Aim. Each line that holds the word "apps" should be returned.

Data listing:
--*--

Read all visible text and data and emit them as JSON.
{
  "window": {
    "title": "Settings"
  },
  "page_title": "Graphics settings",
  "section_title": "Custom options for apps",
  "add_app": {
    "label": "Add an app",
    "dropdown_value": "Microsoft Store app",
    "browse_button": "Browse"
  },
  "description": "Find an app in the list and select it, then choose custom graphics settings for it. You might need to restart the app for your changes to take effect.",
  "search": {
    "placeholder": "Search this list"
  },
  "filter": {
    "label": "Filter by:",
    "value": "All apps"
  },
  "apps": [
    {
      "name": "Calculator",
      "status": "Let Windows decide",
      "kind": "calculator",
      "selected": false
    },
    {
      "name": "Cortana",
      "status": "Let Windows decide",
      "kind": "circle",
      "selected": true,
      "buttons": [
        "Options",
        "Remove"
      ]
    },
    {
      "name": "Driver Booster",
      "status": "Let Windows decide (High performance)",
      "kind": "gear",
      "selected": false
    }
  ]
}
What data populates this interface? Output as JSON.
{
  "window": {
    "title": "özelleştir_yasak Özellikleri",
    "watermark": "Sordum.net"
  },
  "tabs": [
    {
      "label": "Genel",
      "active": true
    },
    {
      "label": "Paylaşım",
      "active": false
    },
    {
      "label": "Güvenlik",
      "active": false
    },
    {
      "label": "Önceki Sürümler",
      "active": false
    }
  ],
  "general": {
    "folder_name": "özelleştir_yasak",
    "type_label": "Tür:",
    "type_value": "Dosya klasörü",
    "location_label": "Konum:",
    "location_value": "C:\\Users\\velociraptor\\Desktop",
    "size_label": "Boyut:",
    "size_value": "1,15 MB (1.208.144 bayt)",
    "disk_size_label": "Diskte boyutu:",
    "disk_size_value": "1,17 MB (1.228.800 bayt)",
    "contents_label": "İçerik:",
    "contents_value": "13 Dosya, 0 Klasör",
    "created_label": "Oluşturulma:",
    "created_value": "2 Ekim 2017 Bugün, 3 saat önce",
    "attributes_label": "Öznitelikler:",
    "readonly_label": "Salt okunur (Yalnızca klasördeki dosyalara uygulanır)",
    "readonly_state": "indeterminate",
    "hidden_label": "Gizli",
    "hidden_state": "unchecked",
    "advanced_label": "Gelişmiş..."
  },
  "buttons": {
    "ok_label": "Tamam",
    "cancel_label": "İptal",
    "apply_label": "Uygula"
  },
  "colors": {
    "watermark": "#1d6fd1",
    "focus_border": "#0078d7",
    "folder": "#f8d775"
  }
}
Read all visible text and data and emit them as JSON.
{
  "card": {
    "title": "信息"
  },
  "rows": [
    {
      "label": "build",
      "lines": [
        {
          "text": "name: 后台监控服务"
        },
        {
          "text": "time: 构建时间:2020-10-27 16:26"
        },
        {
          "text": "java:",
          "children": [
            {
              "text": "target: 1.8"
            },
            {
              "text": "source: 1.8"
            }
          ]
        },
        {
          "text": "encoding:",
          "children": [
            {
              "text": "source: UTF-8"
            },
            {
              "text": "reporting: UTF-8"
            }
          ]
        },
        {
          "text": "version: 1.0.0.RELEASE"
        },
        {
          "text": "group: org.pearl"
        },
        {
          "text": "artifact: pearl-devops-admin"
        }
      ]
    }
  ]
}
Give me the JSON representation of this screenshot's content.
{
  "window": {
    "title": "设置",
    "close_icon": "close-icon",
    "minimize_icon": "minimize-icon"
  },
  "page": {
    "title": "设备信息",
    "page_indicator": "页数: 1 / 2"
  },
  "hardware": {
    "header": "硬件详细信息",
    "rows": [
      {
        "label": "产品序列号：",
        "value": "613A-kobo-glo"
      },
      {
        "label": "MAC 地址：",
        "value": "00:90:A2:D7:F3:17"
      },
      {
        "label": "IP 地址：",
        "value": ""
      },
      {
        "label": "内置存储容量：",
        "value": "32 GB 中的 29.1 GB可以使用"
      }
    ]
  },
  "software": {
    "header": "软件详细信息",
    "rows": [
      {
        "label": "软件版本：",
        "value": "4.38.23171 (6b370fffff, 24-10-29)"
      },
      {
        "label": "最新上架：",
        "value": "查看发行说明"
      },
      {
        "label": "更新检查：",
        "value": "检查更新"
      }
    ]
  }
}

--*--

Complete output.
  "section_title": "Custom options for apps",
    "value": "All apps"
  "apps": [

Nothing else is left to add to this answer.